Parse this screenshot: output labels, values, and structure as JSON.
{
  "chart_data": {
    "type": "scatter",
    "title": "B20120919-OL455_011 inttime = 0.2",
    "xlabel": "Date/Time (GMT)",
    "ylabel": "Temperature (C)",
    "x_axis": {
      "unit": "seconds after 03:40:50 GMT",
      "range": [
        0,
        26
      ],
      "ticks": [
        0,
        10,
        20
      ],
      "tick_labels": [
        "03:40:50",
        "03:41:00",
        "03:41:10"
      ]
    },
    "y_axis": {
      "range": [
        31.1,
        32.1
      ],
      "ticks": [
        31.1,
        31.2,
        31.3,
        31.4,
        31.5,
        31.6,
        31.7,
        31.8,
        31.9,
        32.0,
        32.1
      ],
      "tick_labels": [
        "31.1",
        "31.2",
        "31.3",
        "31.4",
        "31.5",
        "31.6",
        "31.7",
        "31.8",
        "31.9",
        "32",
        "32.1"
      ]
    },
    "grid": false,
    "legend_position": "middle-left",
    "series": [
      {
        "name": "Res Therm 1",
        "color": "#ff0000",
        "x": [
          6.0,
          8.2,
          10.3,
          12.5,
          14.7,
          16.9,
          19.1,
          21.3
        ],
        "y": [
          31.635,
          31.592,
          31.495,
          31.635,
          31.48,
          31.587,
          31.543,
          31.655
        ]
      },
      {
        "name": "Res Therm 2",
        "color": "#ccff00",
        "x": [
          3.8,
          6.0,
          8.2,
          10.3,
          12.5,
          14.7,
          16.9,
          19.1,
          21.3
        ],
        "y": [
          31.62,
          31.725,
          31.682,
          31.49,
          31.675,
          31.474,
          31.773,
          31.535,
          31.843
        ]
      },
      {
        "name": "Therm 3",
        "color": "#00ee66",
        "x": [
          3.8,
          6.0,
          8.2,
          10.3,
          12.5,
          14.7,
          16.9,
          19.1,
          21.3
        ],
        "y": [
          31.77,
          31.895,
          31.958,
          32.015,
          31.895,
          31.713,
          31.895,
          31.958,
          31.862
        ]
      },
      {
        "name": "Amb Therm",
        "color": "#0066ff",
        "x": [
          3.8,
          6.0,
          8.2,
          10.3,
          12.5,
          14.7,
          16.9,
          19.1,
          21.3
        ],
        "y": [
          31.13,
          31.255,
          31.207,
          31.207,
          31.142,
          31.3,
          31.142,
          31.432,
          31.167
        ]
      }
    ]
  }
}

+ + +

* **Written request**: Extract each line of the material exactly as it stands.

* **Answer to the exercise**:
Parse this screenshot: output labels, values, and structure as JSON.
{
  "chart_data": {
    "type": "scatter",
    "title": "B20120919-OL455_011 inttime = 0.2",
    "xlabel": "Date/Time (GMT)",
    "ylabel": "Temperature (C)",
    "x_axis": {
      "unit": "seconds after 03:40:50 GMT",
      "range": [
        0,
        26
      ],
      "ticks": [
        0,
        10,
        20
      ],
      "tick_labels": [
        "03:40:50",
        "03:41:00",
        "03:41:10"
      ]
    },
    "y_axis": {
      "range": [
        31.1,
        32.1
      ],
      "ticks": [
        31.1,
        31.2,
        31.3,
        31.4,
        31.5,
        31.6,
        31.7,
        31.8,
        31.9,
        32.0,
        32.1
      ],
      "tick_labels": [
        "31.1",
        "31.2",
        "31.3",
        "31.4",
        "31.5",
        "31.6",
        "31.7",
        "31.8",
        "31.9",
        "32",
        "32.1"
      ]
    },
    "grid": false,
    "legend_position": "middle-left",
    "series": [
      {
        "name": "Res Therm 1",
        "color": "#ff0000",
        "x": [
          6.0,
          8.2,
          10.3,
          12.5,
          14.7,
          16.9,
          19.1,
          21.3
        ],
        "y": [
          31.635,
          31.592,
          31.495,
          31.635,
          31.48,
          31.587,
          31.543,
          31.655
        ]
      },
      {
        "name": "Res Therm 2",
        "color": "#ccff00",
        "x": [
          3.8,
          6.0,
          8.2,
          10.3,
          12.5,
          14.7,
          16.9,
          19.1,
          21.3
        ],
        "y": [
          31.62,
          31.725,
          31.682,
          31.49,
          31.675,
          31.474,
          31.773,
          31.535,
          31.843
        ]
      },
      {
        "name": "Therm 3",
        "color": "#00ee66",
        "x": [
          3.8,
          6.0,
          8.2,
          10.3,
          12.5,
          14.7,
          16.9,
          19.1,
          21.3
        ],
        "y": [
          31.77,
          31.895,
          31.958,
          32.015,
          31.895,
          31.713,
          31.895,
          31.958,
          31.862
        ]
      },
      {
        "name": "Amb Therm",
        "color": "#0066ff",
        "x": [
          3.8,
          6.0,
          8.2,
          10.3,
          12.5,
          14.7,
          16.9,
          19.1,
          21.3
        ],
        "y": [
          31.13,
          31.255,
          31.207,
          31.207,
          31.142,
          31.3,
          31.142,
          31.432,
          31.167
        ]
      }
    ]
  }
}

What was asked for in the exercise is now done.